What is expected
Return the material below in full and exactly.

___ Data extract

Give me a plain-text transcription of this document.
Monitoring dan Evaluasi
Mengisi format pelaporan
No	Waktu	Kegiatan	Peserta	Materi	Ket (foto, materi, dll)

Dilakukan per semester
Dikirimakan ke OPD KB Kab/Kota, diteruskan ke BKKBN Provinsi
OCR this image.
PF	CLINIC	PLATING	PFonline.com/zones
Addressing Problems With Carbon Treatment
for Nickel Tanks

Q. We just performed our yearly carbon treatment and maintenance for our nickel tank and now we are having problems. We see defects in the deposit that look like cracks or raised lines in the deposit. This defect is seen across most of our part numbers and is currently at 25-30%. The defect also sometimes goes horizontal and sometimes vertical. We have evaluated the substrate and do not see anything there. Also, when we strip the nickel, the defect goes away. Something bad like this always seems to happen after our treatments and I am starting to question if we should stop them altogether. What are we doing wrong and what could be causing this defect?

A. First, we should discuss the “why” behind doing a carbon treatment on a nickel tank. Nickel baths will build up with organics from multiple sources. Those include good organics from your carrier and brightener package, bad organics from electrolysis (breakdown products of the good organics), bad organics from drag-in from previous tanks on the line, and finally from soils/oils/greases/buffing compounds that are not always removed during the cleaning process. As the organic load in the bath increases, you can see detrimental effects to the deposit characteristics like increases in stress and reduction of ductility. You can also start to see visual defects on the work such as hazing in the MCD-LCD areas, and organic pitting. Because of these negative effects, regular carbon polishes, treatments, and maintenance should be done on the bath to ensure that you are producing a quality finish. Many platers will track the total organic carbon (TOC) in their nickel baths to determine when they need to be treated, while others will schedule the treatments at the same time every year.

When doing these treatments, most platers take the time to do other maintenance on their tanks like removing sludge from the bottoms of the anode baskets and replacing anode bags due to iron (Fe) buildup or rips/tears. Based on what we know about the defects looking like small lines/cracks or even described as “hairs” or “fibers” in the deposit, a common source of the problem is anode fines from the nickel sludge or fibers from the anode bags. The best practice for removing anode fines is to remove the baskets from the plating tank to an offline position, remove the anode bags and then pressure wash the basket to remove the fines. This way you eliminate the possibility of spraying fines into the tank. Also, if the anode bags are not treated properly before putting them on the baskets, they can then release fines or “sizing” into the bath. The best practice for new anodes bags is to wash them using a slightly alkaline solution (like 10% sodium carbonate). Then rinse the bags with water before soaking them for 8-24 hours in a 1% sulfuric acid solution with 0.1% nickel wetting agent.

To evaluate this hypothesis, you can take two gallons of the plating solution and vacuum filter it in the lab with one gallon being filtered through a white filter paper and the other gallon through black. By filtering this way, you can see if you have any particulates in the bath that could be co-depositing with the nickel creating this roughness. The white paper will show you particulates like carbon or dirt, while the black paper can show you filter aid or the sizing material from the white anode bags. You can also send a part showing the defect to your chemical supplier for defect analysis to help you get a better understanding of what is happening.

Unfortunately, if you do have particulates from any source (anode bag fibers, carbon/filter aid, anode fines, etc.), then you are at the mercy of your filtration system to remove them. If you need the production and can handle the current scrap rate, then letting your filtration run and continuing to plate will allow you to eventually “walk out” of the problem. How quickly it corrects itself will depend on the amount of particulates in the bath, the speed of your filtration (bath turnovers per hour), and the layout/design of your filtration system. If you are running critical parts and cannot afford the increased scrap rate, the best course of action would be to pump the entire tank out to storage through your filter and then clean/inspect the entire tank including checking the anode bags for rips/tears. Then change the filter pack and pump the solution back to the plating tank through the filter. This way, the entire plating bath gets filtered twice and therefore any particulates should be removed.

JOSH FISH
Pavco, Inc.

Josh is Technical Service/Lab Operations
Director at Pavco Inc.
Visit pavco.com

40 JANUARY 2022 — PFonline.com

______

Result of this task
Give me a plain-text transcription of this document.
Monitoring dan Evaluasi
Mengisi format pelaporan
No	Waktu	Kegiatan	Peserta	Materi	Ket (foto, materi, dll)

Dilakukan per semester
Dikirimakan ke OPD KB Kab/Kota, diteruskan ke BKKBN Provinsi
OCR this image.
PF	CLINIC	PLATING	PFonline.com/zones
Addressing Problems With Carbon Treatment
for Nickel Tanks

Q. We just performed our yearly carbon treatment and maintenance for our nickel tank and now we are having problems. We see defects in the deposit that look like cracks or raised lines in the deposit. This defect is seen across most of our part numbers and is currently at 25-30%. The defect also sometimes goes horizontal and sometimes vertical. We have evaluated the substrate and do not see anything there. Also, when we strip the nickel, the defect goes away. Something bad like this always seems to happen after our treatments and I am starting to question if we should stop them altogether. What are we doing wrong and what could be causing this defect?

A. First, we should discuss the “why” behind doing a carbon treatment on a nickel tank. Nickel baths will build up with organics from multiple sources. Those include good organics from your carrier and brightener package, bad organics from electrolysis (breakdown products of the good organics), bad organics from drag-in from previous tanks on the line, and finally from soils/oils/greases/buffing compounds that are not always removed during the cleaning process. As the organic load in the bath increases, you can see detrimental effects to the deposit characteristics like increases in stress and reduction of ductility. You can also start to see visual defects on the work such as hazing in the MCD-LCD areas, and organic pitting. Because of these negative effects, regular carbon polishes, treatments, and maintenance should be done on the bath to ensure that you are producing a quality finish. Many platers will track the total organic carbon (TOC) in their nickel baths to determine when they need to be treated, while others will schedule the treatments at the same time every year.

When doing these treatments, most platers take the time to do other maintenance on their tanks like removing sludge from the bottoms of the anode baskets and replacing anode bags due to iron (Fe) buildup or rips/tears. Based on what we know about the defects looking like small lines/cracks or even described as “hairs” or “fibers” in the deposit, a common source of the problem is anode fines from the nickel sludge or fibers from the anode bags. The best practice for removing anode fines is to remove the baskets from the plating tank to an offline position, remove the anode bags and then pressure wash the basket to remove the fines. This way you eliminate the possibility of spraying fines into the tank. Also, if the anode bags are not treated properly before putting them on the baskets, they can then release fines or “sizing” into the bath. The best practice for new anodes bags is to wash them using a slightly alkaline solution (like 10% sodium carbonate). Then rinse the bags with water before soaking them for 8-24 hours in a 1% sulfuric acid solution with 0.1% nickel wetting agent.

To evaluate this hypothesis, you can take two gallons of the plating solution and vacuum filter it in the lab with one gallon being filtered through a white filter paper and the other gallon through black. By filtering this way, you can see if you have any particulates in the bath that could be co-depositing with the nickel creating this roughness. The white paper will show you particulates like carbon or dirt, while the black paper can show you filter aid or the sizing material from the white anode bags. You can also send a part showing the defect to your chemical supplier for defect analysis to help you get a better understanding of what is happening.

Unfortunately, if you do have particulates from any source (anode bag fibers, carbon/filter aid, anode fines, etc.), then you are at the mercy of your filtration system to remove them. If you need the production and can handle the current scrap rate, then letting your filtration run and continuing to plate will allow you to eventually “walk out” of the problem. How quickly it corrects itself will depend on the amount of particulates in the bath, the speed of your filtration (bath turnovers per hour), and the layout/design of your filtration system. If you are running critical parts and cannot afford the increased scrap rate, the best course of action would be to pump the entire tank out to storage through your filter and then clean/inspect the entire tank including checking the anode bags for rips/tears. Then change the filter pack and pump the solution back to the plating tank through the filter. This way, the entire plating bath gets filtered twice and therefore any particulates should be removed.

JOSH FISH
Pavco, Inc.

Josh is Technical Service/Lab Operations
Director at Pavco Inc.
Visit pavco.com

40 JANUARY 2022 — PFonline.com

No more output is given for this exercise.